◆ Exercise goal
Return the entries verbatim and drop every picture.

◆ Record excerpts
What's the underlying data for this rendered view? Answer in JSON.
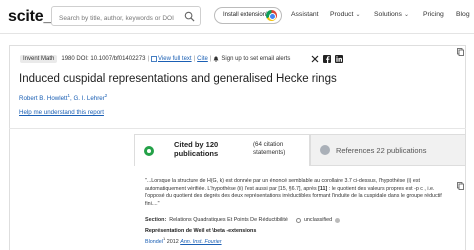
{
  "header": {
    "logo": "scite_",
    "search_placeholder": "Search by title, author, keywords or DOI",
    "install_label": "Install extension!",
    "nav": [
      {
        "label": "Assistant",
        "has_caret": false
      },
      {
        "label": "Product",
        "has_caret": true
      },
      {
        "label": "Solutions",
        "has_caret": true
      },
      {
        "label": "Pricing",
        "has_caret": false
      },
      {
        "label": "Blog",
        "has_caret": false
      }
    ]
  },
  "paper": {
    "journal_tag": "Invent Math",
    "year": "1980",
    "doi": "DOI: 10.1007/bf01402273",
    "full_text_link": "View full text",
    "cite_link": "Cite",
    "alert_text": "Sign up to set email alerts",
    "title": "Induced cuspidal representations and generalised Hecke rings",
    "authors": [
      {
        "name": "Robert B. Howlett",
        "sup": "1"
      },
      {
        "name": "G. I. Lehrer",
        "sup": "2"
      }
    ],
    "help_link": "Help me understand this report"
  },
  "tabs": {
    "cited_by": "Cited by 120 publications",
    "cited_by_line1": "Cited by 120",
    "cited_by_line2": "publications",
    "citation_statements_line1": "(64 citation",
    "citation_statements_line2": "statements)",
    "references": "References 22 publications"
  },
  "citation": {
    "text_before": "\"...Lorsque la structure de H(G, k) est donnée par un énoncé semblable au corollaire 3.7 ci-dessus, l'hypothèse (i) est automatiquement vérifiée. L'hypothèse (ii) l'est aussi par [15, §6.7], après ",
    "ref_bold": "[11]",
    "text_after": " : le quotient des valeurs propres est -p c , i.e. l'opposé du quotient des degrés des deux représentations irréductibles formant l'induite de la cuspidale dans le groupe réductif fini....\"",
    "section_label": "Section:",
    "section_value": "Relations Quadratiques Et Points De Réductibilité",
    "classification": "unclassified",
    "source_title": "Représentation de Weil et \\beta -extensions",
    "source_author": "Blondel",
    "source_sup": "1",
    "source_year": "2012",
    "source_journal": "Ann. Inst. Fourier"
  },
  "colors": {
    "link": "#1a5fb4",
    "cited_icon": "#24a148",
    "refs_tab_bg": "#f1f1f1"
  },
  "icons": [
    "search-icon",
    "chrome-icon",
    "bell-icon",
    "twitter-icon",
    "facebook-icon",
    "linkedin-icon",
    "quote-icon",
    "copy-icon",
    "info-icon"
  ]
}
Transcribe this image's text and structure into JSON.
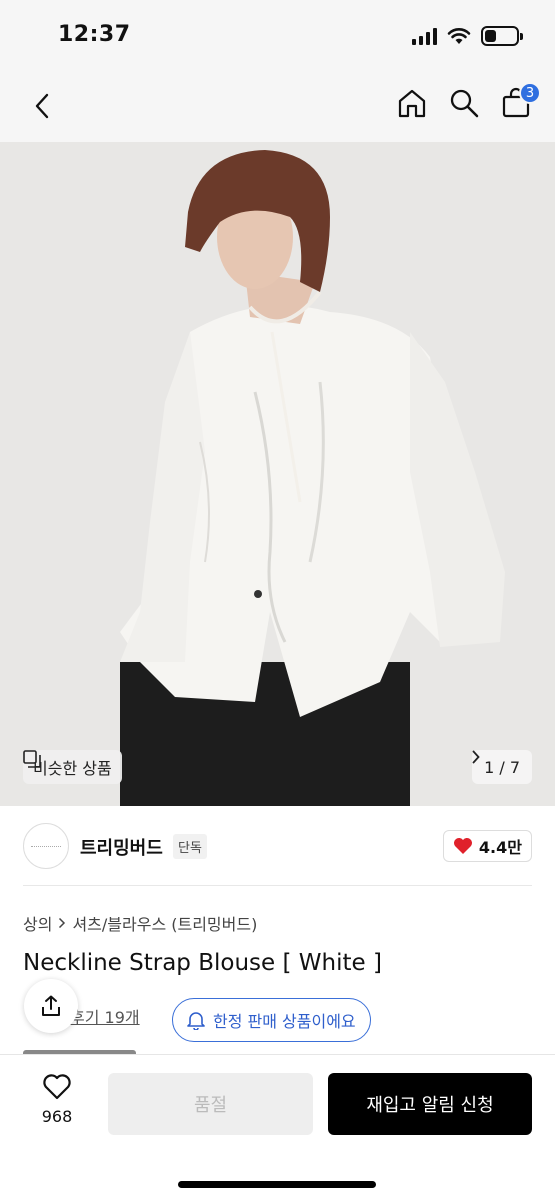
{
  "status_bar": {
    "time": "12:37",
    "battery_level": 0.35
  },
  "nav": {
    "cart_count": "3",
    "icons": [
      "back-icon",
      "home-icon",
      "search-icon",
      "shopping-bag-icon"
    ],
    "badge_color": "#2f6fe0"
  },
  "hero": {
    "similar_label": "비슷한 상품",
    "page_indicator": "1 / 7"
  },
  "brand": {
    "name": "트리밍버드",
    "tag": "단독",
    "likes": "4.4만",
    "heart_color": "#e0212b"
  },
  "product": {
    "breadcrumb_1": "상의",
    "breadcrumb_2": "셔츠/블라우스 (트리밍버드)",
    "title": "Neckline Strap Blouse [ White ]",
    "reviews": "후기 19개",
    "limited_label": "한정 판매 상품이에요",
    "accent_color": "#3a6fd8"
  },
  "bottom": {
    "wish_count": "968",
    "soldout_label": "품절",
    "restock_label": "재입고 알림 신청"
  }
}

◆ Finished task
What's the underlying data for this rendered view? Answer in JSON.
{
  "header": {
    "logo": "scite_",
    "search_placeholder": "Search by title, author, keywords or DOI",
    "install_label": "Install extension!",
    "nav": [
      {
        "label": "Assistant",
        "has_caret": false
      },
      {
        "label": "Product",
        "has_caret": true
      },
      {
        "label": "Solutions",
        "has_caret": true
      },
      {
        "label": "Pricing",
        "has_caret": false
      },
      {
        "label": "Blog",
        "has_caret": false
      }
    ]
  },
  "paper": {
    "journal_tag": "Invent Math",
    "year": "1980",
    "doi": "DOI: 10.1007/bf01402273",
    "full_text_link": "View full text",
    "cite_link": "Cite",
    "alert_text": "Sign up to set email alerts",
    "title": "Induced cuspidal representations and generalised Hecke rings",
    "authors": [
      {
        "name": "Robert B. Howlett",
        "sup": "1"
      },
      {
        "name": "G. I. Lehrer",
        "sup": "2"
      }
    ],
    "help_link": "Help me understand this report"
  },
  "tabs": {
    "cited_by": "Cited by 120 publications",
    "cited_by_line1": "Cited by 120",
    "cited_by_line2": "publications",
    "citation_statements_line1": "(64 citation",
    "citation_statements_line2": "statements)",
    "references": "References 22 publications"
  },
  "citation": {
    "text_before": "\"...Lorsque la structure de H(G, k) est donnée par un énoncé semblable au corollaire 3.7 ci-dessus, l'hypothèse (i) est automatiquement vérifiée. L'hypothèse (ii) l'est aussi par [15, §6.7], après ",
    "ref_bold": "[11]",
    "text_after": " : le quotient des valeurs propres est -p c , i.e. l'opposé du quotient des degrés des deux représentations irréductibles formant l'induite de la cuspidale dans le groupe réductif fini....\"",
    "section_label": "Section:",
    "section_value": "Relations Quadratiques Et Points De Réductibilité",
    "classification": "unclassified",
    "source_title": "Représentation de Weil et \\beta -extensions",
    "source_author": "Blondel",
    "source_sup": "1",
    "source_year": "2012",
    "source_journal": "Ann. Inst. Fourier"
  },
  "colors": {
    "link": "#1a5fb4",
    "cited_icon": "#24a148",
    "refs_tab_bg": "#f1f1f1"
  },
  "icons": [
    "search-icon",
    "chrome-icon",
    "bell-icon",
    "twitter-icon",
    "facebook-icon",
    "linkedin-icon",
    "quote-icon",
    "copy-icon",
    "info-icon"
  ]
}
Transcribe this image's text and structure into JSON.
{
  "status_bar": {
    "time": "12:37",
    "battery_level": 0.35
  },
  "nav": {
    "cart_count": "3",
    "icons": [
      "back-icon",
      "home-icon",
      "search-icon",
      "shopping-bag-icon"
    ],
    "badge_color": "#2f6fe0"
  },
  "hero": {
    "similar_label": "비슷한 상품",
    "page_indicator": "1 / 7"
  },
  "brand": {
    "name": "트리밍버드",
    "tag": "단독",
    "likes": "4.4만",
    "heart_color": "#e0212b"
  },
  "product": {
    "breadcrumb_1": "상의",
    "breadcrumb_2": "셔츠/블라우스 (트리밍버드)",
    "title": "Neckline Strap Blouse [ White ]",
    "reviews": "후기 19개",
    "limited_label": "한정 판매 상품이에요",
    "accent_color": "#3a6fd8"
  },
  "bottom": {
    "wish_count": "968",
    "soldout_label": "품절",
    "restock_label": "재입고 알림 신청"
  }
}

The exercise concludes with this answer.